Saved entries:
>> Start

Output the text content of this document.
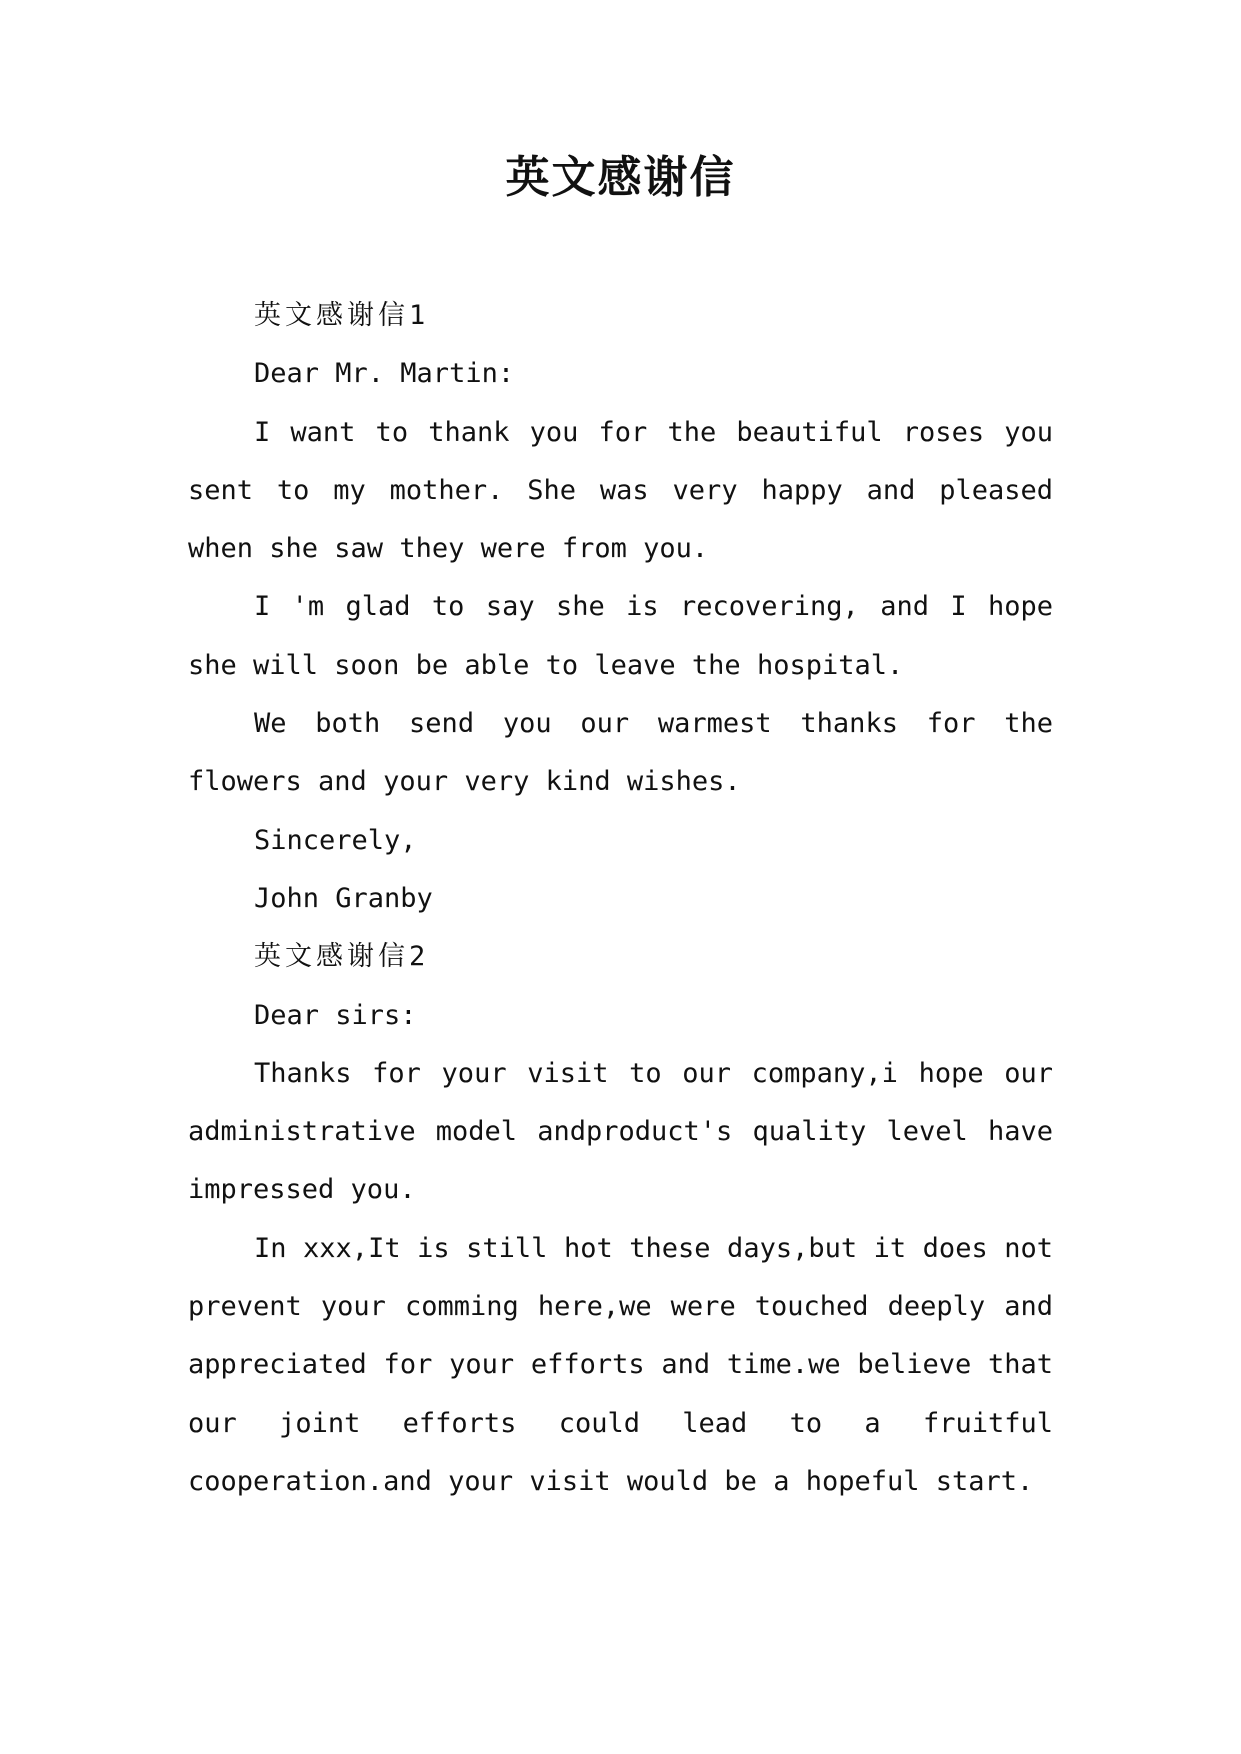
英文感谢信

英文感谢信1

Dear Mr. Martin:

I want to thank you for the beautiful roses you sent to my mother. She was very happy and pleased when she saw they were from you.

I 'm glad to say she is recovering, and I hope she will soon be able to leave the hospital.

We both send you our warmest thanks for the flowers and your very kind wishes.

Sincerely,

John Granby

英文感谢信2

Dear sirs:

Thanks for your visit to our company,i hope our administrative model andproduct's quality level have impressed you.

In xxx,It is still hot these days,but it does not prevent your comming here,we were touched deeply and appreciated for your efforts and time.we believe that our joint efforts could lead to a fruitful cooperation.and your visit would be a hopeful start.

>> End

> **WHAT IS REQUIRED**:
Leaving out the pictures, repeat the data above exactly.

> **RESPONSE FOR THIS EXERCISE**:
Output the text content of this document.
英文感谢信

英文感谢信1

Dear Mr. Martin:

I want to thank you for the beautiful roses you sent to my mother. She was very happy and pleased when she saw they were from you.

I 'm glad to say she is recovering, and I hope she will soon be able to leave the hospital.

We both send you our warmest thanks for the flowers and your very kind wishes.

Sincerely,

John Granby

英文感谢信2

Dear sirs:

Thanks for your visit to our company,i hope our administrative model andproduct's quality level have impressed you.

In xxx,It is still hot these days,but it does not prevent your comming here,we were touched deeply and appreciated for your efforts and time.we believe that our joint efforts could lead to a fruitful cooperation.and your visit would be a hopeful start.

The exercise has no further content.